Reproduce all the lines exactly as they stand, apart from the pictures.

[Start]

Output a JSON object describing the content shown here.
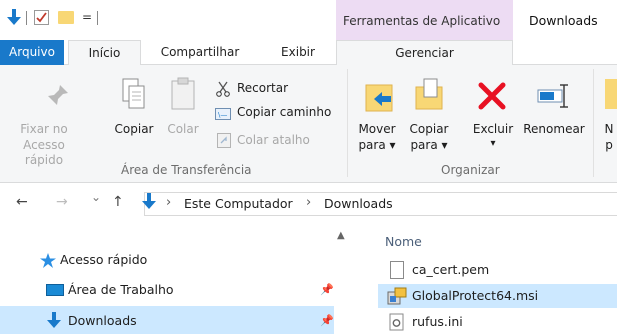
{
  "titlebar": {
    "qa_dropdown": "=",
    "context_tab": "Ferramentas de Aplicativo",
    "window_title": "Downloads"
  },
  "tabs": {
    "arquivo": "Arquivo",
    "inicio": "Início",
    "compartilhar": "Compartilhar",
    "exibir": "Exibir",
    "gerenciar": "Gerenciar"
  },
  "ribbon": {
    "clipboard": {
      "pin_line1": "Fixar no",
      "pin_line2": "Acesso rápido",
      "copy": "Copiar",
      "paste": "Colar",
      "cut": "Recortar",
      "copy_path": "Copiar caminho",
      "paste_shortcut": "Colar atalho",
      "group_label": "Área de Transferência"
    },
    "organize": {
      "move_line1": "Mover",
      "move_line2": "para ▾",
      "copyto_line1": "Copiar",
      "copyto_line2": "para ▾",
      "delete": "Excluir",
      "delete_arrow": "▾",
      "rename": "Renomear",
      "new_cut_1": "N",
      "new_cut_2": "p",
      "group_label": "Organizar"
    }
  },
  "address": {
    "back": "←",
    "forward": "→",
    "recent": "⌄",
    "up": "↑",
    "sep1": "›",
    "part1": "Este Computador",
    "sep2": "›",
    "part2": "Downloads"
  },
  "navpane": {
    "items": [
      {
        "label": "Acesso rápido"
      },
      {
        "label": "Área de Trabalho"
      },
      {
        "label": "Downloads"
      }
    ]
  },
  "content": {
    "column_name": "Nome",
    "files": [
      {
        "name": "ca_cert.pem"
      },
      {
        "name": "GlobalProtect64.msi"
      },
      {
        "name": "rufus.ini"
      }
    ]
  },
  "colors": {
    "accent": "#1979ca",
    "context_tab_bg": "#eddcf3",
    "selection": "#cce8ff",
    "delete_red": "#e81123"
  }
}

[End]

**SOLVED EXERCISE:**
Output a JSON object describing the content shown here.
{
  "titlebar": {
    "qa_dropdown": "=",
    "context_tab": "Ferramentas de Aplicativo",
    "window_title": "Downloads"
  },
  "tabs": {
    "arquivo": "Arquivo",
    "inicio": "Início",
    "compartilhar": "Compartilhar",
    "exibir": "Exibir",
    "gerenciar": "Gerenciar"
  },
  "ribbon": {
    "clipboard": {
      "pin_line1": "Fixar no",
      "pin_line2": "Acesso rápido",
      "copy": "Copiar",
      "paste": "Colar",
      "cut": "Recortar",
      "copy_path": "Copiar caminho",
      "paste_shortcut": "Colar atalho",
      "group_label": "Área de Transferência"
    },
    "organize": {
      "move_line1": "Mover",
      "move_line2": "para ▾",
      "copyto_line1": "Copiar",
      "copyto_line2": "para ▾",
      "delete": "Excluir",
      "delete_arrow": "▾",
      "rename": "Renomear",
      "new_cut_1": "N",
      "new_cut_2": "p",
      "group_label": "Organizar"
    }
  },
  "address": {
    "back": "←",
    "forward": "→",
    "recent": "⌄",
    "up": "↑",
    "sep1": "›",
    "part1": "Este Computador",
    "sep2": "›",
    "part2": "Downloads"
  },
  "navpane": {
    "items": [
      {
        "label": "Acesso rápido"
      },
      {
        "label": "Área de Trabalho"
      },
      {
        "label": "Downloads"
      }
    ]
  },
  "content": {
    "column_name": "Nome",
    "files": [
      {
        "name": "ca_cert.pem"
      },
      {
        "name": "GlobalProtect64.msi"
      },
      {
        "name": "rufus.ini"
      }
    ]
  },
  "colors": {
    "accent": "#1979ca",
    "context_tab_bg": "#eddcf3",
    "selection": "#cce8ff",
    "delete_red": "#e81123"
  }
}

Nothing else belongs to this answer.